*TASK DESCRIPTION*
All entries below are to be set down again, identical to the source.

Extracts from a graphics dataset
===============

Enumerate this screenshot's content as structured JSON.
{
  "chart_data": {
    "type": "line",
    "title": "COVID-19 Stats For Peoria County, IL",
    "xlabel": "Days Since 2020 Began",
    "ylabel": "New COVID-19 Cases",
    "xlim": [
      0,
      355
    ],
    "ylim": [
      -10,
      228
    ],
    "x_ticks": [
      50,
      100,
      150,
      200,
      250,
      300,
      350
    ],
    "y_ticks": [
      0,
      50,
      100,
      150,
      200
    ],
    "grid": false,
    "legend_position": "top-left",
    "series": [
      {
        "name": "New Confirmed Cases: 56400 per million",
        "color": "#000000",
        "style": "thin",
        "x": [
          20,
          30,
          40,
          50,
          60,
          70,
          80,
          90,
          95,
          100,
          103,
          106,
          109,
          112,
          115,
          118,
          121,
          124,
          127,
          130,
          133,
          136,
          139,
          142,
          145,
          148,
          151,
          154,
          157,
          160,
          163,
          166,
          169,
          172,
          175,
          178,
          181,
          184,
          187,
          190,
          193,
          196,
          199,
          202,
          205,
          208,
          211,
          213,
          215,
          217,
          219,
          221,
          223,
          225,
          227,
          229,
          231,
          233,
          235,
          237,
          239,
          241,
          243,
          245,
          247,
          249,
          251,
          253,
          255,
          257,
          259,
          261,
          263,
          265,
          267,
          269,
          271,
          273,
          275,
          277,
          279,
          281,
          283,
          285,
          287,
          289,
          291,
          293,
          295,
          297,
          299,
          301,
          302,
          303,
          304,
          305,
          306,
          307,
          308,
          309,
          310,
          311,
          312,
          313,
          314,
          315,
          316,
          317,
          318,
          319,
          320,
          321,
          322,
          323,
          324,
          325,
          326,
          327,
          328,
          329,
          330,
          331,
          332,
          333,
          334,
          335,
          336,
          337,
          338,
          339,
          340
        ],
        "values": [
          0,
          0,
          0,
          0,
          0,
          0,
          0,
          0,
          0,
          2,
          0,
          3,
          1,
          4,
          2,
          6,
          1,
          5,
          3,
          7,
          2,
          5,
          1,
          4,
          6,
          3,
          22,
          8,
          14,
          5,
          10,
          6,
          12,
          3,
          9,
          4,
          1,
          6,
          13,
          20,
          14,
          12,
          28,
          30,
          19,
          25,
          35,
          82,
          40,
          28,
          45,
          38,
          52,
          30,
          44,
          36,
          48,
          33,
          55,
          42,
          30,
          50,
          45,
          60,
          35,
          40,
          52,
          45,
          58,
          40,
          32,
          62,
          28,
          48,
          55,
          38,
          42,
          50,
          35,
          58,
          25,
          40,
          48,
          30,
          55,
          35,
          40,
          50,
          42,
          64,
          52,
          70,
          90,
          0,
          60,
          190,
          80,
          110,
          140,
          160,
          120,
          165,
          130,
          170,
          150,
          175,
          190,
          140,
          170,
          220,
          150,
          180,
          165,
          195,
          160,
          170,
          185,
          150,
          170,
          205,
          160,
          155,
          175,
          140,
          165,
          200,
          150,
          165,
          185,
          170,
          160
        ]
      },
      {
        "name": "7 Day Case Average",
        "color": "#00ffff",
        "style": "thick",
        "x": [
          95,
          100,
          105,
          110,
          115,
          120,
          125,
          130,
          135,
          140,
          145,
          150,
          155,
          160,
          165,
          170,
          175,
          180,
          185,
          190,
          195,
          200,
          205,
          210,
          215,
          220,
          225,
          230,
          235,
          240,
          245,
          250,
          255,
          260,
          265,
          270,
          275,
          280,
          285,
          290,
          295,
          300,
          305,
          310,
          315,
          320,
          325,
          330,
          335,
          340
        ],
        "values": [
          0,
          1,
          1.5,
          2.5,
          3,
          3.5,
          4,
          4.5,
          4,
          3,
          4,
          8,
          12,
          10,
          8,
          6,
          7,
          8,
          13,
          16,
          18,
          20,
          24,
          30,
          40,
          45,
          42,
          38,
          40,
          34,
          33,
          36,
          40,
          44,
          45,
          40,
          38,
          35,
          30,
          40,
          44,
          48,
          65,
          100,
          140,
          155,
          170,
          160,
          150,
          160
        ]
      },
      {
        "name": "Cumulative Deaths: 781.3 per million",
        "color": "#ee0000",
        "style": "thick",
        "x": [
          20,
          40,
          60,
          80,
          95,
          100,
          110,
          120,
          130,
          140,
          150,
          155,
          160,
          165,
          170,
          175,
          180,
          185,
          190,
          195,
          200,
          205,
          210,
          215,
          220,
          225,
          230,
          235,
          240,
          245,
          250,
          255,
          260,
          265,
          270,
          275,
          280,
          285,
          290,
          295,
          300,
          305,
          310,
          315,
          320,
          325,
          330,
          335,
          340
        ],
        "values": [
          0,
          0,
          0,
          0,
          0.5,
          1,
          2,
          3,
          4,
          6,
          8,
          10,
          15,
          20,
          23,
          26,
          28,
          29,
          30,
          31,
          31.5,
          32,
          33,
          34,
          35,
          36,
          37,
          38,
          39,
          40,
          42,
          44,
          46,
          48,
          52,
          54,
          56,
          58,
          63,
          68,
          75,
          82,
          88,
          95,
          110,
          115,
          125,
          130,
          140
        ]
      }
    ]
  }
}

===============

*RIGHT ANSWER*
Enumerate this screenshot's content as structured JSON.
{
  "chart_data": {
    "type": "line",
    "title": "COVID-19 Stats For Peoria County, IL",
    "xlabel": "Days Since 2020 Began",
    "ylabel": "New COVID-19 Cases",
    "xlim": [
      0,
      355
    ],
    "ylim": [
      -10,
      228
    ],
    "x_ticks": [
      50,
      100,
      150,
      200,
      250,
      300,
      350
    ],
    "y_ticks": [
      0,
      50,
      100,
      150,
      200
    ],
    "grid": false,
    "legend_position": "top-left",
    "series": [
      {
        "name": "New Confirmed Cases: 56400 per million",
        "color": "#000000",
        "style": "thin",
        "x": [
          20,
          30,
          40,
          50,
          60,
          70,
          80,
          90,
          95,
          100,
          103,
          106,
          109,
          112,
          115,
          118,
          121,
          124,
          127,
          130,
          133,
          136,
          139,
          142,
          145,
          148,
          151,
          154,
          157,
          160,
          163,
          166,
          169,
          172,
          175,
          178,
          181,
          184,
          187,
          190,
          193,
          196,
          199,
          202,
          205,
          208,
          211,
          213,
          215,
          217,
          219,
          221,
          223,
          225,
          227,
          229,
          231,
          233,
          235,
          237,
          239,
          241,
          243,
          245,
          247,
          249,
          251,
          253,
          255,
          257,
          259,
          261,
          263,
          265,
          267,
          269,
          271,
          273,
          275,
          277,
          279,
          281,
          283,
          285,
          287,
          289,
          291,
          293,
          295,
          297,
          299,
          301,
          302,
          303,
          304,
          305,
          306,
          307,
          308,
          309,
          310,
          311,
          312,
          313,
          314,
          315,
          316,
          317,
          318,
          319,
          320,
          321,
          322,
          323,
          324,
          325,
          326,
          327,
          328,
          329,
          330,
          331,
          332,
          333,
          334,
          335,
          336,
          337,
          338,
          339,
          340
        ],
        "values": [
          0,
          0,
          0,
          0,
          0,
          0,
          0,
          0,
          0,
          2,
          0,
          3,
          1,
          4,
          2,
          6,
          1,
          5,
          3,
          7,
          2,
          5,
          1,
          4,
          6,
          3,
          22,
          8,
          14,
          5,
          10,
          6,
          12,
          3,
          9,
          4,
          1,
          6,
          13,
          20,
          14,
          12,
          28,
          30,
          19,
          25,
          35,
          82,
          40,
          28,
          45,
          38,
          52,
          30,
          44,
          36,
          48,
          33,
          55,
          42,
          30,
          50,
          45,
          60,
          35,
          40,
          52,
          45,
          58,
          40,
          32,
          62,
          28,
          48,
          55,
          38,
          42,
          50,
          35,
          58,
          25,
          40,
          48,
          30,
          55,
          35,
          40,
          50,
          42,
          64,
          52,
          70,
          90,
          0,
          60,
          190,
          80,
          110,
          140,
          160,
          120,
          165,
          130,
          170,
          150,
          175,
          190,
          140,
          170,
          220,
          150,
          180,
          165,
          195,
          160,
          170,
          185,
          150,
          170,
          205,
          160,
          155,
          175,
          140,
          165,
          200,
          150,
          165,
          185,
          170,
          160
        ]
      },
      {
        "name": "7 Day Case Average",
        "color": "#00ffff",
        "style": "thick",
        "x": [
          95,
          100,
          105,
          110,
          115,
          120,
          125,
          130,
          135,
          140,
          145,
          150,
          155,
          160,
          165,
          170,
          175,
          180,
          185,
          190,
          195,
          200,
          205,
          210,
          215,
          220,
          225,
          230,
          235,
          240,
          245,
          250,
          255,
          260,
          265,
          270,
          275,
          280,
          285,
          290,
          295,
          300,
          305,
          310,
          315,
          320,
          325,
          330,
          335,
          340
        ],
        "values": [
          0,
          1,
          1.5,
          2.5,
          3,
          3.5,
          4,
          4.5,
          4,
          3,
          4,
          8,
          12,
          10,
          8,
          6,
          7,
          8,
          13,
          16,
          18,
          20,
          24,
          30,
          40,
          45,
          42,
          38,
          40,
          34,
          33,
          36,
          40,
          44,
          45,
          40,
          38,
          35,
          30,
          40,
          44,
          48,
          65,
          100,
          140,
          155,
          170,
          160,
          150,
          160
        ]
      },
      {
        "name": "Cumulative Deaths: 781.3 per million",
        "color": "#ee0000",
        "style": "thick",
        "x": [
          20,
          40,
          60,
          80,
          95,
          100,
          110,
          120,
          130,
          140,
          150,
          155,
          160,
          165,
          170,
          175,
          180,
          185,
          190,
          195,
          200,
          205,
          210,
          215,
          220,
          225,
          230,
          235,
          240,
          245,
          250,
          255,
          260,
          265,
          270,
          275,
          280,
          285,
          290,
          295,
          300,
          305,
          310,
          315,
          320,
          325,
          330,
          335,
          340
        ],
        "values": [
          0,
          0,
          0,
          0,
          0.5,
          1,
          2,
          3,
          4,
          6,
          8,
          10,
          15,
          20,
          23,
          26,
          28,
          29,
          30,
          31,
          31.5,
          32,
          33,
          34,
          35,
          36,
          37,
          38,
          39,
          40,
          42,
          44,
          46,
          48,
          52,
          54,
          56,
          58,
          63,
          68,
          75,
          82,
          88,
          95,
          110,
          115,
          125,
          130,
          140
        ]
      }
    ]
  }
}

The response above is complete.